+++ DATA SHOWN

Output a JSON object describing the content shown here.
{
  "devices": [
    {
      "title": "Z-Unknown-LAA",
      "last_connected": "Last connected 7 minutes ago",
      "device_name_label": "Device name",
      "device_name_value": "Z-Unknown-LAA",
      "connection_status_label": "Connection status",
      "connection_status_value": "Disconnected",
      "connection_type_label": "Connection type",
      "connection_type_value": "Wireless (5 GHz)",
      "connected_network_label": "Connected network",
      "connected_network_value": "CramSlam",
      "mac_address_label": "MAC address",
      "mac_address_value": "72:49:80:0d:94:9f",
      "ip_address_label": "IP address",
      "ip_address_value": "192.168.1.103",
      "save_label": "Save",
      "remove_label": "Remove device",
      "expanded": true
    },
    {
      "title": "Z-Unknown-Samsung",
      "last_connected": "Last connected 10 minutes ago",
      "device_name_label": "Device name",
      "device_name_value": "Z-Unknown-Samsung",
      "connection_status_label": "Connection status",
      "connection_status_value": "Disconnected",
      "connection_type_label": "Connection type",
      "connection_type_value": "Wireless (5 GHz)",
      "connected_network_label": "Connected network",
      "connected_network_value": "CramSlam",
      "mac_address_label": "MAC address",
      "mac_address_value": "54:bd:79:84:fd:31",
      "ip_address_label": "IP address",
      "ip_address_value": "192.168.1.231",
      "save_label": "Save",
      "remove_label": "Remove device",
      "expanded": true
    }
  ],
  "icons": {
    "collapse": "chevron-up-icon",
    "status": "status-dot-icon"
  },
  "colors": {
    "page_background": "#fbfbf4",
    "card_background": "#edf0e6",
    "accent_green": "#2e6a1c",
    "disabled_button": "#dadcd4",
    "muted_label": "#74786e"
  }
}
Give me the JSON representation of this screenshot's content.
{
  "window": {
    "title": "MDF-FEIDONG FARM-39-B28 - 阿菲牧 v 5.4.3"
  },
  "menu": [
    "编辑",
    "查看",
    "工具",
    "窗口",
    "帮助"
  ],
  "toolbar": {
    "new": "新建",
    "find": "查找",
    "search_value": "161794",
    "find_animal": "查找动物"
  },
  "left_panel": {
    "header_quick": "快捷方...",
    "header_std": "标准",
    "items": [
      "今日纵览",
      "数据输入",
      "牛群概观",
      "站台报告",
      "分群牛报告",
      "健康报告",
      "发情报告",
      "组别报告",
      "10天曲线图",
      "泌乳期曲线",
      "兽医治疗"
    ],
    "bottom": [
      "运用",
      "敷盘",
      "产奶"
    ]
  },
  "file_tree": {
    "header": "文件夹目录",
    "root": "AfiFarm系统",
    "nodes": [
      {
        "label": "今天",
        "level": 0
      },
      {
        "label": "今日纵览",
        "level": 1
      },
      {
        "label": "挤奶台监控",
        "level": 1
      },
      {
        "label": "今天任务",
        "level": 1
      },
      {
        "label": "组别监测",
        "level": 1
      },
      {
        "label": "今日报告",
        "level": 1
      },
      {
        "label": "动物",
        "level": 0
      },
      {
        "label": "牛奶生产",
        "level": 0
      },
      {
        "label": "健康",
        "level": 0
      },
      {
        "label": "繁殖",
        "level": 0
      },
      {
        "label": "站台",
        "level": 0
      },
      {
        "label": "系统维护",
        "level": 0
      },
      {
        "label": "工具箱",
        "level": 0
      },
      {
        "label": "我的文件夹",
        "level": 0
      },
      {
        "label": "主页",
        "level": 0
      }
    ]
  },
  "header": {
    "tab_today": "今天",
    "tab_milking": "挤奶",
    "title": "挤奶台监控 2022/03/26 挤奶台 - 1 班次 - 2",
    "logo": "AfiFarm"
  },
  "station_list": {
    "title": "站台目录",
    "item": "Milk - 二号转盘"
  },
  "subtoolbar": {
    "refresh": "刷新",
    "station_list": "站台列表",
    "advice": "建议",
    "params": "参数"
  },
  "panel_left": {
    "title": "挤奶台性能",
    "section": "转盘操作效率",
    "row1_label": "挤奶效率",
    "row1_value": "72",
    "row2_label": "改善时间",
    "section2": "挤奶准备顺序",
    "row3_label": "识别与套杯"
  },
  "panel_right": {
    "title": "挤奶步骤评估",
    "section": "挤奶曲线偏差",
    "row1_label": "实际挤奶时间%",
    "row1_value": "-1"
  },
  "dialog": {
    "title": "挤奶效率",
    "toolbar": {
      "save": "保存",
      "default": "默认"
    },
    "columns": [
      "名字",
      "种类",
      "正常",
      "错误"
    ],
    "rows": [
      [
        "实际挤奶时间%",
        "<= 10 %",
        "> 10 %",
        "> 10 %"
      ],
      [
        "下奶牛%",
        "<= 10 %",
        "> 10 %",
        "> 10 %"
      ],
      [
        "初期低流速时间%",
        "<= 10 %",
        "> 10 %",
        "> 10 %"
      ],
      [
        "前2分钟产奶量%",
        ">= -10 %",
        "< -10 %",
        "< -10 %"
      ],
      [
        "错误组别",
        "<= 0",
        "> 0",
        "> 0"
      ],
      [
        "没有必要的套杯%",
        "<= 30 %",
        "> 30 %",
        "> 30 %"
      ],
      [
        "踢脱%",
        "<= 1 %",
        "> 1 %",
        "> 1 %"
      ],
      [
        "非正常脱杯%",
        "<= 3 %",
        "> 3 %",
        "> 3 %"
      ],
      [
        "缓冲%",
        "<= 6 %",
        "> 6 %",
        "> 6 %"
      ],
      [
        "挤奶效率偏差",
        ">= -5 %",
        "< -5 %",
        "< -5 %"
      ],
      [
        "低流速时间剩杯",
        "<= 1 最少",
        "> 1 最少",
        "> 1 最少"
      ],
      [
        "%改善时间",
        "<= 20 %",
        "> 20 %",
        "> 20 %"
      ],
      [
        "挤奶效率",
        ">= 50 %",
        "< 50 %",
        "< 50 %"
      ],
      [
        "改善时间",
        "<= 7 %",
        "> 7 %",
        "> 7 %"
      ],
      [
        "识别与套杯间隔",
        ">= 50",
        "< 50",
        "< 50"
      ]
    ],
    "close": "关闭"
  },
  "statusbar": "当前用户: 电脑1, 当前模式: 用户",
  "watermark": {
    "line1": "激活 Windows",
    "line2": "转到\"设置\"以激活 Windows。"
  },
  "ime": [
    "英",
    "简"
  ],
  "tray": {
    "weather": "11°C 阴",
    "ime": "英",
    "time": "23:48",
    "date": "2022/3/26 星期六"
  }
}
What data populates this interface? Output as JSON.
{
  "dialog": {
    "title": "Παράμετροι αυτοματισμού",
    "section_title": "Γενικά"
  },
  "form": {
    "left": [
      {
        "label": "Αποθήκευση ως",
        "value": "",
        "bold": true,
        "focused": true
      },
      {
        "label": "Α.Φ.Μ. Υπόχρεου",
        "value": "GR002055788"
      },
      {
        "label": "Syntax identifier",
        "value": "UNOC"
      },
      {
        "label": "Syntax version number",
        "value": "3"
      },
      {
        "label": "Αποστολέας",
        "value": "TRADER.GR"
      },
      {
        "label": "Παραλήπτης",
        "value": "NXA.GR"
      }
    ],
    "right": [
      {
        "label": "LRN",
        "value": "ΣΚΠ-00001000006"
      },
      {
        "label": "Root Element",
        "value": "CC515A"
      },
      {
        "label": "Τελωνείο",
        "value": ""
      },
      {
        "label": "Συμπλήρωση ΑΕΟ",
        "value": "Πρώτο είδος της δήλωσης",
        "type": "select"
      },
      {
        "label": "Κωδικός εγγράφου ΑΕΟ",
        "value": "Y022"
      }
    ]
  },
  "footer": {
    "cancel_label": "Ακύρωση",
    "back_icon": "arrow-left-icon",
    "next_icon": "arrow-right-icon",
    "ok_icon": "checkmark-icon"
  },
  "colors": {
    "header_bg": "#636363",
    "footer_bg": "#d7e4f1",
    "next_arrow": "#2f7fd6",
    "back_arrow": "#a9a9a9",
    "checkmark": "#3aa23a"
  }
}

++++++

- STATED GOAL
Copy each line in the data that holds the word "JSON".

- EXERCISE SOLUTION
Output a JSON object describing the content shown here.
Give me the JSON representation of this screenshot's content.
What data populates this interface? Output as JSON.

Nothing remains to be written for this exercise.